_REQUIRED TASK_:
Transcribe all the entries word for word, but omit the images.

═════ GIVEN RECORDS ═════

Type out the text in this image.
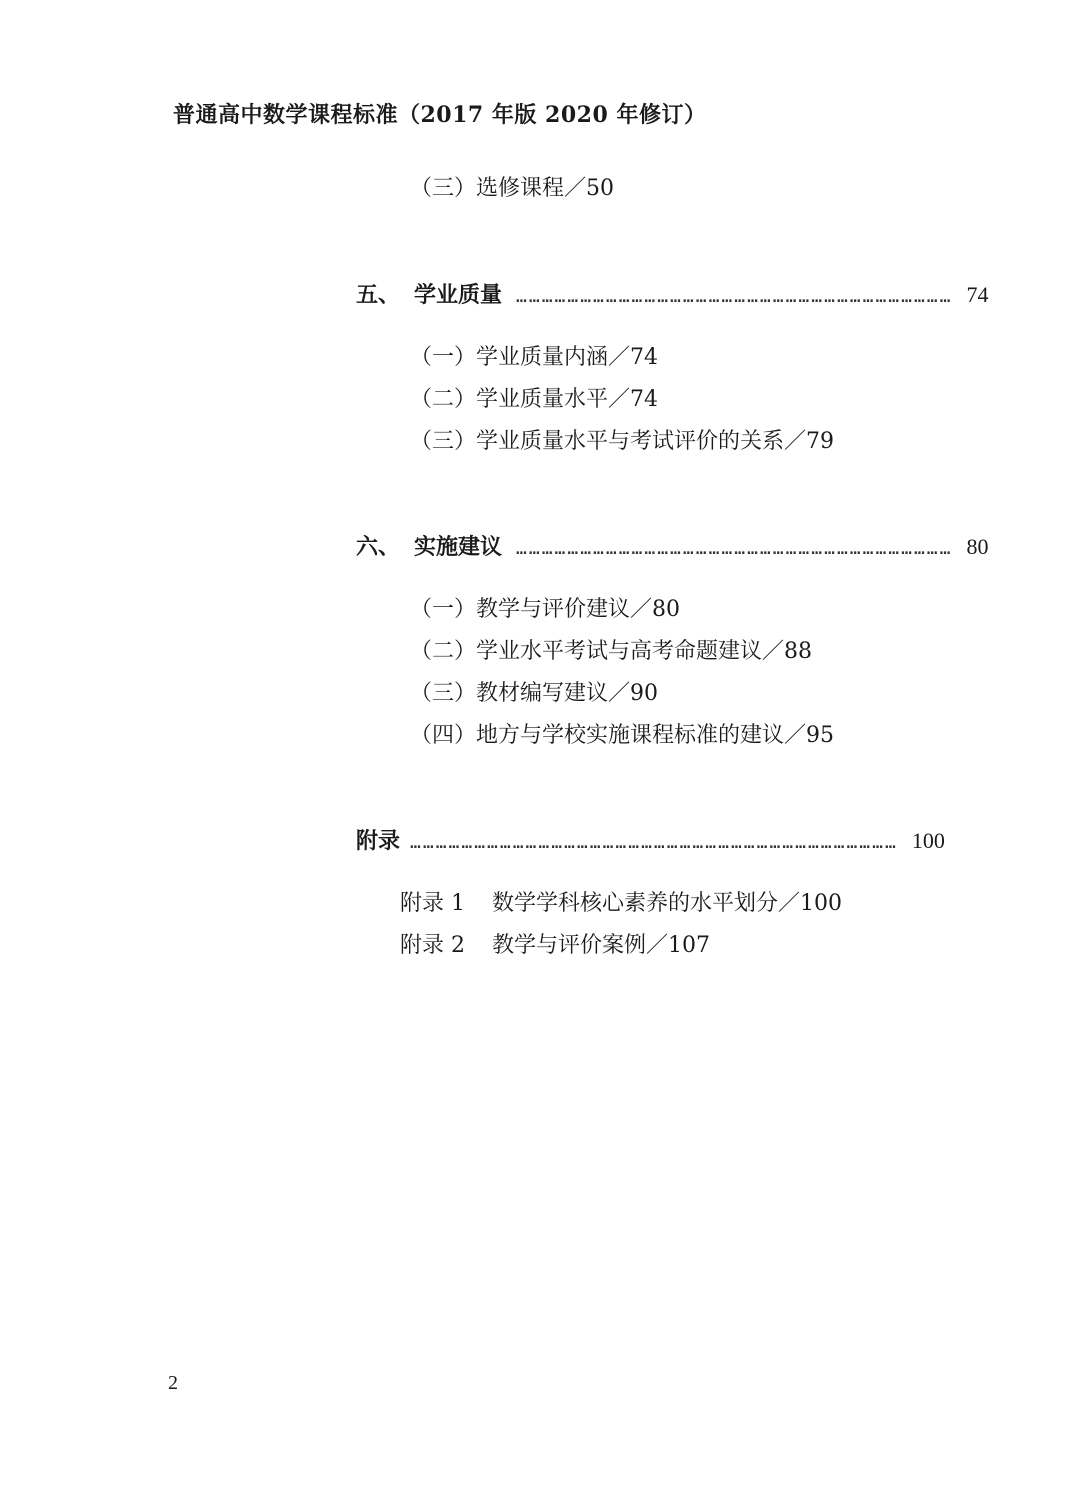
普通高中数学课程标准（2017 年版 2020 年修订）
（三）选修课程／50
五、 学业质量 ………………………………………………………………………………………… 74
（一）学业质量内涵／74
（二）学业质量水平／74
（三）学业质量水平与考试评价的关系／79
六、 实施建议 ………………………………………………………………………………………… 80
（一）教学与评价建议／80
（二）学业水平考试与高考命题建议／88
（三）教材编写建议／90
（四）地方与学校实施课程标准的建议／95
附录 …………………………………………………………………………………………………… 100
附录 1 数学学科核心素养的水平划分／100
附录 2 教学与评价案例／107
2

═════

_FINISHED ANSWER_:
Type out the text in this image.
普通高中数学课程标准（2017 年版 2020 年修订）
（三）选修课程／50
五、 学业质量 ………………………………………………………………………………………… 74
（一）学业质量内涵／74
（二）学业质量水平／74
（三）学业质量水平与考试评价的关系／79
六、 实施建议 ………………………………………………………………………………………… 80
（一）教学与评价建议／80
（二）学业水平考试与高考命题建议／88
（三）教材编写建议／90
（四）地方与学校实施课程标准的建议／95
附录 …………………………………………………………………………………………………… 100
附录 1 数学学科核心素养的水平划分／100
附录 2 教学与评价案例／107
2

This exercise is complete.